▸ **GIVEN ENTRIES**
------------------------------------
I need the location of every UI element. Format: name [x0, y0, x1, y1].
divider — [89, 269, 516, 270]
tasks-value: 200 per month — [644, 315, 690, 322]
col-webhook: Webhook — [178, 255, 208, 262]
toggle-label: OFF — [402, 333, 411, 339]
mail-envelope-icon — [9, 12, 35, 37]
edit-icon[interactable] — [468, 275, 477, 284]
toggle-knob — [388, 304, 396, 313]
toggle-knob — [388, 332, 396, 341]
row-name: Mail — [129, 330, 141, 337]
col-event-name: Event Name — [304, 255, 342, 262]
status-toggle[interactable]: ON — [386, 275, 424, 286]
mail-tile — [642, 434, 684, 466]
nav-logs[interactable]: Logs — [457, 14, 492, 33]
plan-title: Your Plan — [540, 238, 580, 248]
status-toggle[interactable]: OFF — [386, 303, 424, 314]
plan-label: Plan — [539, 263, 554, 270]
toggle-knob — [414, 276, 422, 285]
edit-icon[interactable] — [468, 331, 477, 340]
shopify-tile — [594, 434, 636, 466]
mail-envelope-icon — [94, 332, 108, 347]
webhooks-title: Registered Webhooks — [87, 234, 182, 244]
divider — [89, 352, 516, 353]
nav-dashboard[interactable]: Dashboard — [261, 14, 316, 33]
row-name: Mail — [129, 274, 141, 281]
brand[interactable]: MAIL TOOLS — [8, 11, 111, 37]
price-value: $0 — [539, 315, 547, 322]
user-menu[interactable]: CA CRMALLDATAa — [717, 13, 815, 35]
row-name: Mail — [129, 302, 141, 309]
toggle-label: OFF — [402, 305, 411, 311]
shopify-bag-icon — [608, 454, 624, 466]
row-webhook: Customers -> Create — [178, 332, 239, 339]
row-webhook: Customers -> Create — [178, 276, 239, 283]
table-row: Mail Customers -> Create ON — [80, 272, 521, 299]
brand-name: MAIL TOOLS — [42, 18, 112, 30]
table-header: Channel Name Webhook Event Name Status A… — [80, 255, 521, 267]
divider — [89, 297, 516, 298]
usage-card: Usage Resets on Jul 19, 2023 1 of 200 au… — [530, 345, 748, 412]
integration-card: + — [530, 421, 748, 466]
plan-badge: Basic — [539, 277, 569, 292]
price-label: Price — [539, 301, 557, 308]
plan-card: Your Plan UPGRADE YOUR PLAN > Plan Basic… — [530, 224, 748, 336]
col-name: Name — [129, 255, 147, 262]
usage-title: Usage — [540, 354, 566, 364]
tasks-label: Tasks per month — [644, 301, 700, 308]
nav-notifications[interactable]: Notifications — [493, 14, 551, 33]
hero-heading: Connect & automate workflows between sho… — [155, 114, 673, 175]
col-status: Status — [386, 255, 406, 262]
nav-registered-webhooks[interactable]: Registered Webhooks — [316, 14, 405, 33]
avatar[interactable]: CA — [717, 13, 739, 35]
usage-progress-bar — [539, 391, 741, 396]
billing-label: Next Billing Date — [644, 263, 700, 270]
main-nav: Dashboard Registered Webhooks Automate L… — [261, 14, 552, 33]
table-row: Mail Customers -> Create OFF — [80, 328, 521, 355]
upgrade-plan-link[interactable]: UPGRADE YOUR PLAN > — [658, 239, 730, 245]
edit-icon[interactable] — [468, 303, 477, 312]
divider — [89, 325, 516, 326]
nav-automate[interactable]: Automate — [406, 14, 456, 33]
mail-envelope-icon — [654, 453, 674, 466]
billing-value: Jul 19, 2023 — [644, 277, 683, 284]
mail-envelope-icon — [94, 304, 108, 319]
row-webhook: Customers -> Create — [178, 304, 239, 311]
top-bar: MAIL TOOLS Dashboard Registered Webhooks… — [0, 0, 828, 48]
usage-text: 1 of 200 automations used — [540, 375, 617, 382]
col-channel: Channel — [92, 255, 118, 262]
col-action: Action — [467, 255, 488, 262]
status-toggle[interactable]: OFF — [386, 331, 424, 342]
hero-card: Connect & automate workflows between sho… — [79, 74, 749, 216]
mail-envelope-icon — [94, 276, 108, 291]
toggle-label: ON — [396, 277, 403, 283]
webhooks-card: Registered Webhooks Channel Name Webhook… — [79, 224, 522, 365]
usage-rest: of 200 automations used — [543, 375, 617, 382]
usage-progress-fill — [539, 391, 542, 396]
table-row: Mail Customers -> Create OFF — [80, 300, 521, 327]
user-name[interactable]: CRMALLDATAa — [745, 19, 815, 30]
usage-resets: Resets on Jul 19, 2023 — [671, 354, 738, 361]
------------------------------------
▸ **YOUR INSTRUCTIONS**
Render all of the rows above as a Markdown table with two columns, Row and Text, giving each row's number and its line and omitting any blank lines.

▸ **RESPONSE TO THIS TASK**
| Row | Text |
|---|---|
| 1 | I need the location of every UI element. Format: name [x0, y0, x1, y1]. |
| 2 | divider — [89, 269, 516, 270] |
| 3 | tasks-value: 200 per month — [644, 315, 690, 322] |
| 4 | col-webhook: Webhook — [178, 255, 208, 262] |
| 5 | toggle-label: OFF — [402, 333, 411, 339] |
| 6 | mail-envelope-icon — [9, 12, 35, 37] |
| 7 | edit-icon[interactable] — [468, 275, 477, 284] |
| 8 | toggle-knob — [388, 304, 396, 313] |
| 9 | toggle-knob — [388, 332, 396, 341] |
| 10 | row-name: Mail — [129, 330, 141, 337] |
| 11 | col-event-name: Event Name — [304, 255, 342, 262] |
| 12 | status-toggle[interactable]: ON — [386, 275, 424, 286] |
| 13 | mail-tile — [642, 434, 684, 466] |
| 14 | nav-logs[interactable]: Logs — [457, 14, 492, 33] |
| 15 | plan-title: Your Plan — [540, 238, 580, 248] |
| 16 | status-toggle[interactable]: OFF — [386, 303, 424, 314] |
| 17 | plan-label: Plan — [539, 263, 554, 270] |
| 18 | toggle-knob — [414, 276, 422, 285] |
| 19 | edit-icon[interactable] — [468, 331, 477, 340] |
| 20 | shopify-tile — [594, 434, 636, 466] |
| 21 | mail-envelope-icon — [94, 332, 108, 347] |
| 22 | webhooks-title: Registered Webhooks — [87, 234, 182, 244] |
| 23 | divider — [89, 352, 516, 353] |
| 24 | nav-dashboard[interactable]: Dashboard — [261, 14, 316, 33] |
| 25 | row-name: Mail — [129, 274, 141, 281] |
| 26 | brand[interactable]: MAIL TOOLS — [8, 11, 111, 37] |
| 27 | price-value: $0 — [539, 315, 547, 322] |
| 28 | user-menu[interactable]: CA CRMALLDATAa — [717, 13, 815, 35] |
| 29 | row-name: Mail — [129, 302, 141, 309] |
| 30 | toggle-label: OFF — [402, 305, 411, 311] |
| 31 | shopify-bag-icon — [608, 454, 624, 466] |
| 32 | row-webhook: Customers -> Create — [178, 332, 239, 339] |
| 33 | row-webhook: Customers -> Create — [178, 276, 239, 283] |
| 34 | table-row: Mail Customers -> Create ON — [80, 272, 521, 299] |
| 35 | brand-name: MAIL TOOLS — [42, 18, 112, 30] |
| 36 | table-header: Channel Name Webhook Event Name Status A… — [80, 255, 521, 267] |
| 37 | divider — [89, 297, 516, 298] |
| 38 | usage-card: Usage Resets on Jul 19, 2023 1 of 200 au… — [530, 345, 748, 412] |
| 39 | integration-card: + — [530, 421, 748, 466] |
| 40 | plan-badge: Basic — [539, 277, 569, 292] |
| 41 | price-label: Price — [539, 301, 557, 308] |
| 42 | plan-card: Your Plan UPGRADE YOUR PLAN > Plan Basic… — [530, 224, 748, 336] |
| 43 | col-name: Name — [129, 255, 147, 262] |
| 44 | usage-title: Usage — [540, 354, 566, 364] |
| 45 | tasks-label: Tasks per month — [644, 301, 700, 308] |
| 46 | nav-notifications[interactable]: Notifications — [493, 14, 551, 33] |
| 47 | hero-heading: Connect & automate workflows between sho… — [155, 114, 673, 175] |
| 48 | col-status: Status — [386, 255, 406, 262] |
| 49 | nav-registered-webhooks[interactable]: Registered Webhooks — [316, 14, 405, 33] |
| 50 | avatar[interactable]: CA — [717, 13, 739, 35] |
| 51 | usage-progress-bar — [539, 391, 741, 396] |
| 52 | billing-label: Next Billing Date — [644, 263, 700, 270] |
| 53 | main-nav: Dashboard Registered Webhooks Automate L… — [261, 14, 552, 33] |
| 54 | table-row: Mail Customers -> Create OFF — [80, 328, 521, 355] |
| 55 | upgrade-plan-link[interactable]: UPGRADE YOUR PLAN > — [658, 239, 730, 245] |
| 56 | edit-icon[interactable] — [468, 303, 477, 312] |
| 57 | divider — [89, 325, 516, 326] |
| 58 | nav-automate[interactable]: Automate — [406, 14, 456, 33] |
| 59 | mail-envelope-icon — [654, 453, 674, 466] |
| 60 | billing-value: Jul 19, 2023 — [644, 277, 683, 284] |
| 61 | mail-envelope-icon — [94, 304, 108, 319] |
| 62 | row-webhook: Customers -> Create — [178, 304, 239, 311] |
| 63 | top-bar: MAIL TOOLS Dashboard Registered Webhooks… — [0, 0, 828, 48] |
| 64 | usage-text: 1 of 200 automations used — [540, 375, 617, 382] |
| 65 | col-channel: Channel — [92, 255, 118, 262] |
| 66 | col-action: Action — [467, 255, 488, 262] |
| 67 | status-toggle[interactable]: OFF — [386, 331, 424, 342] |
| 68 | hero-card: Connect & automate workflows between sho… — [79, 74, 749, 216] |
| 69 | mail-envelope-icon — [94, 276, 108, 291] |
| 70 | toggle-label: ON — [396, 277, 403, 283] |
| 71 | webhooks-card: Registered Webhooks Channel Name Webhook… — [79, 224, 522, 365] |
| 72 | usage-rest: of 200 automations used — [543, 375, 617, 382] |
| 73 | usage-progress-fill — [539, 391, 542, 396] |
| 74 | table-row: Mail Customers -> Create OFF — [80, 300, 521, 327] |
| 75 | user-name[interactable]: CRMALLDATAa — [745, 19, 815, 30] |
| 76 | usage-resets: Resets on Jul 19, 2023 — [671, 354, 738, 361] |